== Aim ==
Search the records below for the word "Panel" and show every line where it occurs.

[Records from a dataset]
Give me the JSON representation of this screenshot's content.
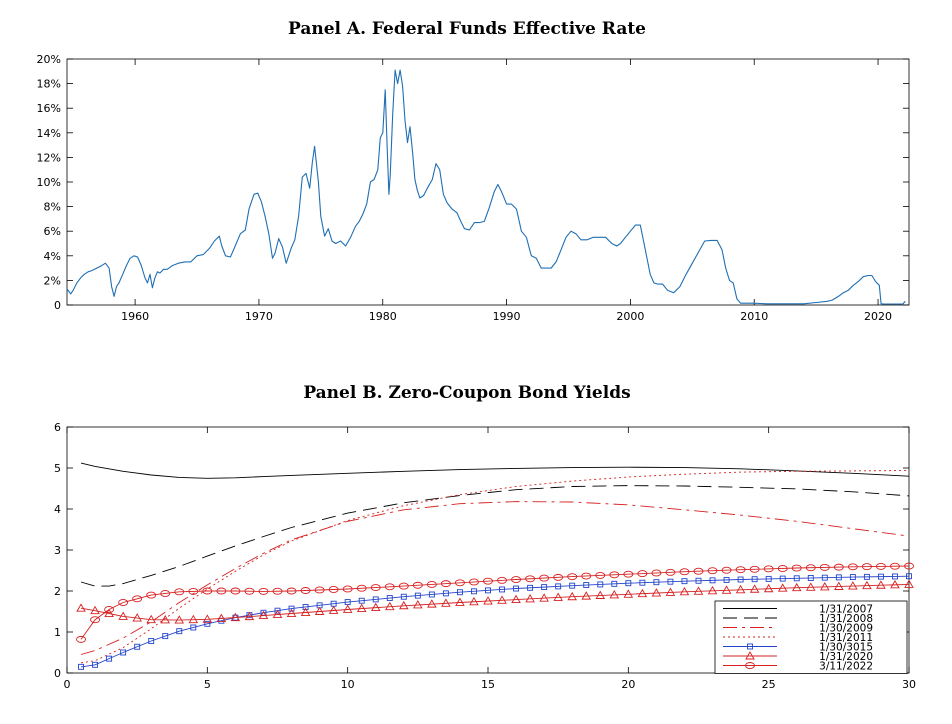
{
  "chart_data": [
    {
      "type": "line",
      "title": "Panel A. Federal Funds Effective Rate",
      "xlim": [
        1954.5,
        2022.5
      ],
      "ylim": [
        0,
        20
      ],
      "x_ticks": [
        1960,
        1970,
        1980,
        1990,
        2000,
        2010,
        2020
      ],
      "x_tick_labels": [
        "1960",
        "1970",
        "1980",
        "1990",
        "2000",
        "2010",
        "2020"
      ],
      "y_ticks": [
        0,
        2,
        4,
        6,
        8,
        10,
        12,
        14,
        16,
        18,
        20
      ],
      "y_tick_labels": [
        "0",
        "2%",
        "4%",
        "6%",
        "8%",
        "10%",
        "12%",
        "14%",
        "16%",
        "18%",
        "20%"
      ],
      "grid": false,
      "colors": {
        "line": "#1f6fb4"
      },
      "series": [
        {
          "x": [
            1954.5,
            1954.8,
            1955.0,
            1955.3,
            1955.6,
            1955.9,
            1956.2,
            1956.5,
            1956.9,
            1957.3,
            1957.6,
            1957.9,
            1958.1,
            1958.3,
            1958.5,
            1958.7,
            1959.0,
            1959.3,
            1959.6,
            1959.9,
            1960.2,
            1960.5,
            1960.8,
            1961.0,
            1961.2,
            1961.4,
            1961.6,
            1961.8,
            1962.0,
            1962.3,
            1962.6,
            1963.0,
            1963.5,
            1964.0,
            1964.5,
            1965.0,
            1965.5,
            1966.0,
            1966.4,
            1966.8,
            1967.0,
            1967.3,
            1967.7,
            1968.0,
            1968.5,
            1968.9,
            1969.2,
            1969.6,
            1969.9,
            1970.2,
            1970.5,
            1970.8,
            1971.1,
            1971.3,
            1971.6,
            1971.9,
            1972.2,
            1972.6,
            1972.9,
            1973.2,
            1973.5,
            1973.8,
            1974.1,
            1974.3,
            1974.5,
            1974.8,
            1975.0,
            1975.3,
            1975.6,
            1975.9,
            1976.2,
            1976.6,
            1977.0,
            1977.4,
            1977.8,
            1978.1,
            1978.4,
            1978.7,
            1979.0,
            1979.3,
            1979.6,
            1979.8,
            1980.0,
            1980.2,
            1980.35,
            1980.5,
            1980.6,
            1980.8,
            1981.0,
            1981.2,
            1981.4,
            1981.6,
            1981.8,
            1982.0,
            1982.2,
            1982.4,
            1982.6,
            1982.8,
            1983.0,
            1983.3,
            1983.6,
            1984.0,
            1984.3,
            1984.6,
            1984.9,
            1985.2,
            1985.6,
            1986.0,
            1986.3,
            1986.6,
            1987.0,
            1987.4,
            1987.8,
            1988.2,
            1988.6,
            1989.0,
            1989.3,
            1989.6,
            1990.0,
            1990.4,
            1990.8,
            1991.2,
            1991.6,
            1992.0,
            1992.4,
            1992.8,
            1993.2,
            1993.6,
            1994.0,
            1994.4,
            1994.8,
            1995.2,
            1995.6,
            1996.0,
            1996.5,
            1997.0,
            1997.5,
            1998.0,
            1998.5,
            1998.9,
            1999.2,
            1999.6,
            2000.0,
            2000.4,
            2000.8,
            2001.0,
            2001.3,
            2001.6,
            2001.9,
            2002.2,
            2002.6,
            2003.0,
            2003.5,
            2004.0,
            2004.5,
            2005.0,
            2005.5,
            2006.0,
            2006.5,
            2007.0,
            2007.4,
            2007.7,
            2008.0,
            2008.3,
            2008.6,
            2008.9,
            2009.2,
            2010.0,
            2011.0,
            2012.0,
            2013.0,
            2014.0,
            2015.0,
            2015.9,
            2016.3,
            2016.8,
            2017.2,
            2017.6,
            2018.0,
            2018.4,
            2018.8,
            2019.2,
            2019.5,
            2019.8,
            2020.1,
            2020.25,
            2020.5,
            2021.0,
            2021.5,
            2022.0,
            2022.2
          ],
          "y": [
            1.3,
            0.9,
            1.2,
            1.8,
            2.2,
            2.5,
            2.7,
            2.8,
            3.0,
            3.2,
            3.4,
            3.0,
            1.5,
            0.7,
            1.5,
            1.8,
            2.5,
            3.2,
            3.8,
            4.0,
            3.9,
            3.2,
            2.2,
            1.8,
            2.5,
            1.4,
            2.2,
            2.7,
            2.6,
            2.9,
            2.9,
            3.2,
            3.4,
            3.5,
            3.5,
            4.0,
            4.1,
            4.6,
            5.2,
            5.6,
            4.8,
            4.0,
            3.9,
            4.6,
            5.8,
            6.1,
            7.8,
            9.0,
            9.1,
            8.4,
            7.2,
            5.8,
            3.8,
            4.2,
            5.4,
            4.7,
            3.4,
            4.6,
            5.3,
            7.2,
            10.4,
            10.7,
            9.5,
            11.5,
            12.9,
            10.0,
            7.2,
            5.6,
            6.2,
            5.2,
            5.0,
            5.2,
            4.8,
            5.5,
            6.4,
            6.8,
            7.4,
            8.2,
            10.0,
            10.2,
            11.0,
            13.6,
            14.0,
            17.5,
            13.0,
            9.0,
            10.5,
            15.5,
            19.1,
            18.0,
            19.1,
            17.8,
            15.0,
            13.2,
            14.5,
            12.5,
            10.2,
            9.3,
            8.7,
            8.9,
            9.5,
            10.2,
            11.5,
            11.0,
            9.0,
            8.3,
            7.8,
            7.5,
            6.8,
            6.2,
            6.1,
            6.7,
            6.7,
            6.8,
            7.9,
            9.2,
            9.8,
            9.2,
            8.2,
            8.2,
            7.8,
            6.0,
            5.5,
            4.0,
            3.8,
            3.0,
            3.0,
            3.0,
            3.5,
            4.5,
            5.5,
            6.0,
            5.8,
            5.3,
            5.3,
            5.5,
            5.5,
            5.5,
            5.0,
            4.8,
            5.0,
            5.5,
            6.0,
            6.5,
            6.5,
            5.5,
            4.0,
            2.5,
            1.8,
            1.7,
            1.7,
            1.2,
            1.0,
            1.5,
            2.5,
            3.4,
            4.3,
            5.2,
            5.25,
            5.25,
            4.5,
            3.0,
            2.0,
            1.8,
            0.5,
            0.15,
            0.15,
            0.15,
            0.1,
            0.1,
            0.1,
            0.1,
            0.2,
            0.3,
            0.4,
            0.7,
            1.0,
            1.2,
            1.6,
            1.9,
            2.3,
            2.4,
            2.4,
            1.9,
            1.6,
            0.1,
            0.08,
            0.08,
            0.08,
            0.08,
            0.3
          ]
        }
      ]
    },
    {
      "type": "line",
      "title": "Panel B. Zero-Coupon Bond Yields",
      "xlim": [
        0,
        30
      ],
      "ylim": [
        0,
        6
      ],
      "x_ticks": [
        0,
        5,
        10,
        15,
        20,
        25,
        30
      ],
      "x_tick_labels": [
        "0",
        "5",
        "10",
        "15",
        "20",
        "25",
        "30"
      ],
      "y_ticks": [
        0,
        1,
        2,
        3,
        4,
        5,
        6
      ],
      "y_tick_labels": [
        "0",
        "1",
        "2",
        "3",
        "4",
        "5",
        "6"
      ],
      "grid": false,
      "legend_position": "bottom-right",
      "series": [
        {
          "name": "1/31/2007",
          "color": "#000000",
          "dash": "",
          "marker": "none",
          "x": [
            0.5,
            1,
            2,
            3,
            4,
            5,
            6,
            7,
            8,
            10,
            12,
            14,
            16,
            18,
            20,
            22,
            24,
            26,
            28,
            30
          ],
          "y": [
            5.12,
            5.04,
            4.92,
            4.83,
            4.77,
            4.75,
            4.76,
            4.79,
            4.82,
            4.87,
            4.92,
            4.96,
            4.99,
            5.01,
            5.02,
            5.01,
            4.98,
            4.93,
            4.87,
            4.8
          ]
        },
        {
          "name": "1/31/2008",
          "color": "#000000",
          "dash": "14,7",
          "marker": "none",
          "x": [
            0.5,
            1,
            1.5,
            2,
            3,
            4,
            5,
            6,
            7,
            8,
            10,
            12,
            14,
            16,
            18,
            20,
            22,
            24,
            26,
            28,
            30
          ],
          "y": [
            2.22,
            2.12,
            2.12,
            2.18,
            2.38,
            2.6,
            2.85,
            3.1,
            3.33,
            3.55,
            3.9,
            4.15,
            4.33,
            4.47,
            4.55,
            4.57,
            4.56,
            4.53,
            4.49,
            4.42,
            4.32
          ]
        },
        {
          "name": "1/30/2009",
          "color": "#d62020",
          "dash": "14,5,3,5",
          "marker": "none",
          "x": [
            0.5,
            1,
            2,
            3,
            4,
            5,
            6,
            7,
            8,
            10,
            12,
            14,
            16,
            18,
            20,
            22,
            24,
            26,
            28,
            30
          ],
          "y": [
            0.45,
            0.55,
            0.85,
            1.25,
            1.72,
            2.15,
            2.55,
            2.92,
            3.25,
            3.7,
            3.98,
            4.13,
            4.18,
            4.17,
            4.1,
            3.98,
            3.85,
            3.7,
            3.52,
            3.34
          ]
        },
        {
          "name": "1/31/2011",
          "color": "#d62020",
          "dash": "2,3",
          "marker": "none",
          "x": [
            0.5,
            1,
            2,
            3,
            4,
            5,
            6,
            7,
            8,
            10,
            12,
            14,
            16,
            18,
            20,
            22,
            24,
            26,
            28,
            30
          ],
          "y": [
            0.25,
            0.3,
            0.62,
            1.08,
            1.58,
            2.05,
            2.48,
            2.88,
            3.22,
            3.72,
            4.08,
            4.35,
            4.55,
            4.68,
            4.78,
            4.85,
            4.9,
            4.92,
            4.93,
            4.94
          ]
        },
        {
          "name": "1/30/3015",
          "color": "#2244cc",
          "dash": "",
          "marker": "square",
          "x": [
            0.5,
            1,
            1.5,
            2,
            3,
            4,
            5,
            6,
            7,
            8,
            10,
            12,
            14,
            16,
            18,
            20,
            22,
            24,
            26,
            28,
            30
          ],
          "y": [
            0.15,
            0.2,
            0.35,
            0.5,
            0.78,
            1.02,
            1.2,
            1.35,
            1.47,
            1.57,
            1.73,
            1.86,
            1.97,
            2.06,
            2.13,
            2.19,
            2.24,
            2.28,
            2.31,
            2.34,
            2.36
          ]
        },
        {
          "name": "1/31/2020",
          "color": "#d62020",
          "dash": "",
          "marker": "triangle",
          "x": [
            0.5,
            1,
            1.5,
            2,
            3,
            4,
            5,
            6,
            7,
            8,
            10,
            12,
            14,
            16,
            18,
            20,
            22,
            24,
            26,
            28,
            30
          ],
          "y": [
            1.58,
            1.52,
            1.45,
            1.38,
            1.3,
            1.29,
            1.31,
            1.35,
            1.4,
            1.45,
            1.55,
            1.64,
            1.72,
            1.79,
            1.86,
            1.92,
            1.98,
            2.03,
            2.08,
            2.12,
            2.16
          ]
        },
        {
          "name": "3/11/2022",
          "color": "#d62020",
          "dash": "",
          "marker": "circle",
          "x": [
            0.5,
            1,
            1.5,
            2,
            3,
            4,
            5,
            6,
            7,
            8,
            10,
            12,
            14,
            16,
            18,
            20,
            22,
            24,
            26,
            28,
            30
          ],
          "y": [
            0.82,
            1.3,
            1.55,
            1.72,
            1.9,
            1.98,
            2.0,
            2.0,
            1.99,
            2.0,
            2.05,
            2.12,
            2.2,
            2.28,
            2.35,
            2.41,
            2.47,
            2.52,
            2.56,
            2.59,
            2.61
          ]
        }
      ]
    }
  ]
}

== Answer to the problem ==
      "title": "Panel A. Federal Funds Effective Rate",
      "title": "Panel B. Zero-Coupon Bond Yields",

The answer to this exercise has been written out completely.